Task to carry out
Copy, from the entries below, each line in which the string "JSON" appears.

Data supplied

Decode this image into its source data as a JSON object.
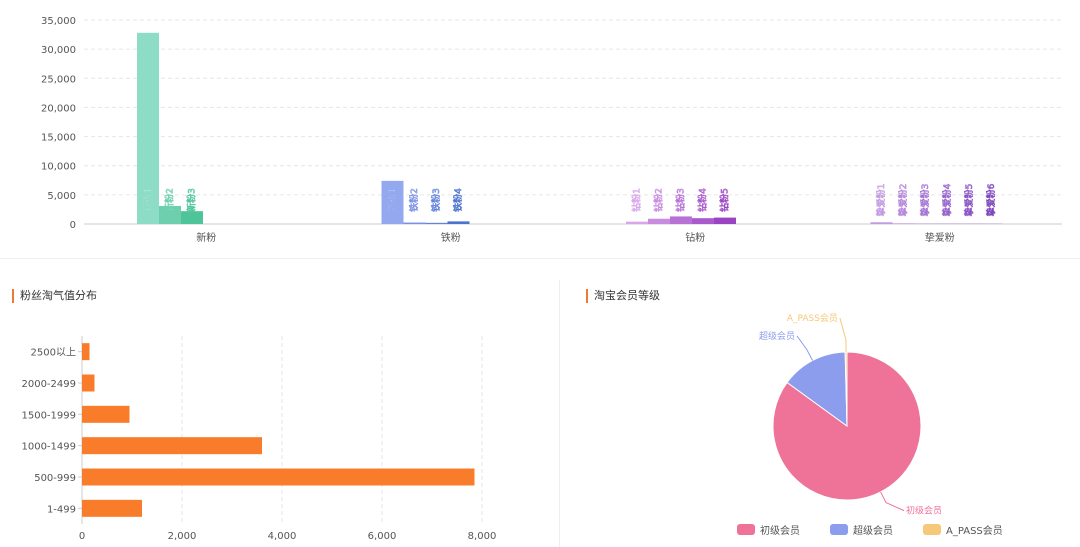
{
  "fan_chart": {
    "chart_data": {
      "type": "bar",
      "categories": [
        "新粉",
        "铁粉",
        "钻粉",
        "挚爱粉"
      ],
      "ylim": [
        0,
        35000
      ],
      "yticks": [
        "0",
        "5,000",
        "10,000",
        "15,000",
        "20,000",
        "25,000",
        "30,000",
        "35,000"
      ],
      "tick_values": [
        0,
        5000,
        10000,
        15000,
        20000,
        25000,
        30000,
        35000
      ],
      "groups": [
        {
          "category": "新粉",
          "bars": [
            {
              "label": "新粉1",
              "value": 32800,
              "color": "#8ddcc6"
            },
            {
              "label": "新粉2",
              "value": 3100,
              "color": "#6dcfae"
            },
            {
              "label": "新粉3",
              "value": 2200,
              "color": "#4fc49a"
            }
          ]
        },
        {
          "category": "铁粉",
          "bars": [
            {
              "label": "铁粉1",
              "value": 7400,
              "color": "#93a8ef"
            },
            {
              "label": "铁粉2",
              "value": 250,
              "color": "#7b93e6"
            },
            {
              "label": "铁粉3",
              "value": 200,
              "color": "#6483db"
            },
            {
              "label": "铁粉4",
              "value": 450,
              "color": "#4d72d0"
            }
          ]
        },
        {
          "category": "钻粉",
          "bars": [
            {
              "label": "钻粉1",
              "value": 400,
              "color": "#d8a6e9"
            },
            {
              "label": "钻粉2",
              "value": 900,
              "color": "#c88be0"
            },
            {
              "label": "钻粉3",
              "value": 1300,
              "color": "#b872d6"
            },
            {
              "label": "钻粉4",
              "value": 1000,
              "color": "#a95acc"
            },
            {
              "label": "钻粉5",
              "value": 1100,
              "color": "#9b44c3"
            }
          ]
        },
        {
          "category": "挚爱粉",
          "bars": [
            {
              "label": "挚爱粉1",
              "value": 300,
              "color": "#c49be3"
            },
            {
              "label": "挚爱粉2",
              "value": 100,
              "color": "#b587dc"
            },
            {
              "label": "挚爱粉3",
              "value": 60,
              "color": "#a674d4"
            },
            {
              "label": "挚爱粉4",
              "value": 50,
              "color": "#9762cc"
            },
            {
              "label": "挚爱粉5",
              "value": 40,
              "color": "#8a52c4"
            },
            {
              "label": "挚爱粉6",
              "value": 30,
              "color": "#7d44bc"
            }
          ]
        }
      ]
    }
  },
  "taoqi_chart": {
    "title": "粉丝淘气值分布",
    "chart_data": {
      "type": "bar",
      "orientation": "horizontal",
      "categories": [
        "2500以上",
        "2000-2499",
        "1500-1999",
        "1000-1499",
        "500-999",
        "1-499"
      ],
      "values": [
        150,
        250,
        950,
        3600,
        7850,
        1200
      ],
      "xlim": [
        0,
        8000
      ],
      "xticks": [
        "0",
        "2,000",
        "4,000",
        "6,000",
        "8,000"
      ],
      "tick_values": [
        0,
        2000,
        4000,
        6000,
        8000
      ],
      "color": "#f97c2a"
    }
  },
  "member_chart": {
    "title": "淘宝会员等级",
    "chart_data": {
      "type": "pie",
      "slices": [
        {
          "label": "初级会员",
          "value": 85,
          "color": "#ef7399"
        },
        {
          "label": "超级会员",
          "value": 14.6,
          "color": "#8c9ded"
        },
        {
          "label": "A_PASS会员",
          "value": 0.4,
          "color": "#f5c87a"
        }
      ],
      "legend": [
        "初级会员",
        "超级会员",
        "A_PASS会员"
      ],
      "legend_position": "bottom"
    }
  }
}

--

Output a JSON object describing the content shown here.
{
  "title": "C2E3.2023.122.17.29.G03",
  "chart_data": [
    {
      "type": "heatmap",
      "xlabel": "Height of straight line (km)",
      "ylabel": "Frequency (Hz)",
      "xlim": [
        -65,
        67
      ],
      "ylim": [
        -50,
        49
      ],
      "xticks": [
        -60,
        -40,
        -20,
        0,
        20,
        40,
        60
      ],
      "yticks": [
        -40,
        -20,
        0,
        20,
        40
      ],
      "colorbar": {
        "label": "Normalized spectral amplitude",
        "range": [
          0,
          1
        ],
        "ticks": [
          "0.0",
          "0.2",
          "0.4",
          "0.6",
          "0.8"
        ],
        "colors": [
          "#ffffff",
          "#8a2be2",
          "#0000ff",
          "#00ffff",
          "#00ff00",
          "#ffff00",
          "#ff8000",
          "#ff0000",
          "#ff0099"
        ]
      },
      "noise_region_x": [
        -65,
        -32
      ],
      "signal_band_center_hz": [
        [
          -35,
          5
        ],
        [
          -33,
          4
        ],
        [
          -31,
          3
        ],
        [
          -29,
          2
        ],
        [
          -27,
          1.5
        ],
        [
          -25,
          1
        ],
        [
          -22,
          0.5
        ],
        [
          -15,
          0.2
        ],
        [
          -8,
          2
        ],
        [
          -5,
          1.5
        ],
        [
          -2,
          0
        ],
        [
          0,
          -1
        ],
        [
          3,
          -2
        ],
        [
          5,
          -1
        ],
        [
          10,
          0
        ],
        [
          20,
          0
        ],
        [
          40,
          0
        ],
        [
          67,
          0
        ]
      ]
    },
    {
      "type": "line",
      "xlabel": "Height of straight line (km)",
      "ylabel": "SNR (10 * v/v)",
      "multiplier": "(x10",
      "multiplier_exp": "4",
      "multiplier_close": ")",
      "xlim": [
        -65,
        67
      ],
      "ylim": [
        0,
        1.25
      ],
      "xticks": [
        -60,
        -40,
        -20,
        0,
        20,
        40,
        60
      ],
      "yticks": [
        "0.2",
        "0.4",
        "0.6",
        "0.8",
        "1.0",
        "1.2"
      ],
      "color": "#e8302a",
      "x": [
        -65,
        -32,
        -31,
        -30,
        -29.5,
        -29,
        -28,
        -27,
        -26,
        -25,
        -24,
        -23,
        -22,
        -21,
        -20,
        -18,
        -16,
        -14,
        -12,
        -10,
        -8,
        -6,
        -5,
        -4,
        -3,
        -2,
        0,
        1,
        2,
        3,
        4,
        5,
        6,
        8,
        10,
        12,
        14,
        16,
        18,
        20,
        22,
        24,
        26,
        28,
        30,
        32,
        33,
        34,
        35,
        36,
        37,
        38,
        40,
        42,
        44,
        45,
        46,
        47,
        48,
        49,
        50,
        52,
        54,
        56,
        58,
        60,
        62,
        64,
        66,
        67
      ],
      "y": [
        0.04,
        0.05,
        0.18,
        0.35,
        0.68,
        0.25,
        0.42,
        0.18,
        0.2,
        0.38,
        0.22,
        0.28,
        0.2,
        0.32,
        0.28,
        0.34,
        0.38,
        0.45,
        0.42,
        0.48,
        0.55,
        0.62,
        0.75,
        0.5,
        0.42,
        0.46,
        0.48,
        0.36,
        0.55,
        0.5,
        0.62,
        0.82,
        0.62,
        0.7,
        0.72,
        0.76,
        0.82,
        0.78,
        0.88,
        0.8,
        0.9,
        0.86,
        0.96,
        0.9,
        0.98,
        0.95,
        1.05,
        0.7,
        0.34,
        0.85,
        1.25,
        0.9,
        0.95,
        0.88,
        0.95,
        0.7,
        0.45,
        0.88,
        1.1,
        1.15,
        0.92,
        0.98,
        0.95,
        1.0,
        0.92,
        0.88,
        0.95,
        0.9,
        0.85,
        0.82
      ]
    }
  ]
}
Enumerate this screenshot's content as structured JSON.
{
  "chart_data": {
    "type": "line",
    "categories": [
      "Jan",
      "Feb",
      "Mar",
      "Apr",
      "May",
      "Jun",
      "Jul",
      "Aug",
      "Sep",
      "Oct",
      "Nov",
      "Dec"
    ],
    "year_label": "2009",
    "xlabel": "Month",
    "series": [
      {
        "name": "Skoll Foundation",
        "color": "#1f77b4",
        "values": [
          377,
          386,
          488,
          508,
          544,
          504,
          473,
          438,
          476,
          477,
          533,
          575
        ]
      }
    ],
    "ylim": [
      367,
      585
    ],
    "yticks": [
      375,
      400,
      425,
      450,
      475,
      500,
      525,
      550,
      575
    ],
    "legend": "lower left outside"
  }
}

Full response
Decode this image into its source data as a JSON object.
Output a JSON object describing the content shown here.
Enumerate this screenshot's content as structured JSON.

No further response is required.